### Actions demandées
1. Extrayez du texte sur la gauche et la droite le passage qui commence par « Quoi qu'il en » et va jusqu'à « faites au peuple. ».
2. D'après le texte sur la gauche et la droite, par quoi la victoire de Jacques Chirac en 1995 a-t-elle été saluée à la fin de cette année-là ?
3. Poursuivez le texte sur la gauche et la droite après sa dernière phrase.

### Extrait fourni
==============================

Quoi qu'il en soit, ils n'ont pas eu tort d'enfourcher ce cheval de bataille car, même à droite, il y a des gens perplexes au sujet des promesses faites au peuple.
Là où la gauche dérape, c'est quand Jack Lang - qui, peut-être par désespoir, ne trouve plus comme munitions que la démagogie - prédit une « explosion sociale » à la rentrée si la droite l'emporte. Encore une fois, on oublie que ce qui compte dans le système que nous sommes censés vénérer, c'est le bulletin dans l'urne, pas la manifestation. Il est vrai que M. Lang parle d'expérience : la victoire de Jacques Chirac en 1995 a été saluée à la fin de cette année-là par une grève générale, longue et dure, où les revendications sociales cachaient mal les motivations politiques.
On peut compter sur l'extrême gauche, bien implantée dans le secteur public, pour nous jouer ce tour-là. Mais que Jack Lang en fasse un argument électoral (proche du chantage : votez à gauche, sinon...), cela le rapproche soudainement des bataillons protestataires qui continuent de rêver du grand soir ; cela néglige ce que l'on croyait sacré aux yeux socialistes : le suffrage universel.

Chef de clan

La droite non plus ne manque pas de cynisme : d'abord, elle a mis dans sa poche le contrat démocratique que le peuple a passé avec M. Chirac lors du second tour de la présidentielle. Dès le 6 mai, le président réélu est redevenu le chef de clan qu'il n'a jamais cessé d'être ; le comportement personnel d'Alain Juppé, qui s'est effacé par nécessité mais entend bien rester dans les coulisses l'homme lige du président, est marqué, conformément à la nature du personnage, par l'autoritarisme et par une philosophie qui met tous les moyens au service d'une fin unique, comme si la loyauté à M. Chirac l'autorisait à plonger dans toutes les combines, au mépris d'un personnel politique auquel il dicte une loi d'airain ; enfin, le refus de débattre opposé par la droite à la gauche décrit la mentalité de la tribu chiraquienne, qui a entre deux et quatre points d'avance et n'entend pas en perdre un quart en mettant ses idées à l'épreuve du feu de la polémique.

==============================

### Données fournies
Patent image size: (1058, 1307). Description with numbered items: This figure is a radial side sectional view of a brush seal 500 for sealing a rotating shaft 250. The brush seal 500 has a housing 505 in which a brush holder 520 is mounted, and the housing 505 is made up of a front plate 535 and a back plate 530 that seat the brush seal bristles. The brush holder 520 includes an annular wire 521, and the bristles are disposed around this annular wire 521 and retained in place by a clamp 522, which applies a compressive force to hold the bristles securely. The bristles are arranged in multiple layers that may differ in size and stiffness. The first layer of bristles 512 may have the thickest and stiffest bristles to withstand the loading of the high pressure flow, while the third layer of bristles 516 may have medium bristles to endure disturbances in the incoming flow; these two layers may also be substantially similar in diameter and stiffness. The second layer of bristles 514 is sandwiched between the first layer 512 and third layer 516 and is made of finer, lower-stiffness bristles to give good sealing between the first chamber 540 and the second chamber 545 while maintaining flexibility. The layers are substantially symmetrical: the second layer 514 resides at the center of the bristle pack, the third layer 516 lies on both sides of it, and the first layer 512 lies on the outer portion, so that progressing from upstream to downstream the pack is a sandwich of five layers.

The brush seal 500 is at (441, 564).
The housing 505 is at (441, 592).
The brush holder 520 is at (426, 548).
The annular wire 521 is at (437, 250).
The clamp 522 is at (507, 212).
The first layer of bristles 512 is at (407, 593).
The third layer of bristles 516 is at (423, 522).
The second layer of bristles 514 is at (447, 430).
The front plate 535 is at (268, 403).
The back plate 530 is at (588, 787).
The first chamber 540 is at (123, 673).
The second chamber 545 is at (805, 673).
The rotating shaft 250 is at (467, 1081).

==============================

### Résultats obtenus
1.
Quoi qu'il en soit, ils n'ont pas eu tort d'enfourcher ce cheval de bataille car, même à droite, il y a des gens perplexes au sujet des promesses faites au peuple.

2. Par une grève générale, longue et dure.

3.
L'égocentrisme chiraquien traduit une faiblesse plutôt qu'une force : au fond, l'UMP n'est pas sûre de l'issue du scrutin. D'une part, la réélection du président n'a pas balayé le courant de protestation au sein de l'électorat. D'autre part, la prochaine majorité sortira d'un très vieux moule, celui de la résignation, celui de la consécration par défaut. Si la gauche, par extraordinaire, l'emporte, ce sera malgré la terrible perspective d'une nouvelle cohabitation ; si la droite gagne, ce sera pour NE PAS avoir la cohabitation encore une fois, et non sous l'effet d'une vague qui la porte.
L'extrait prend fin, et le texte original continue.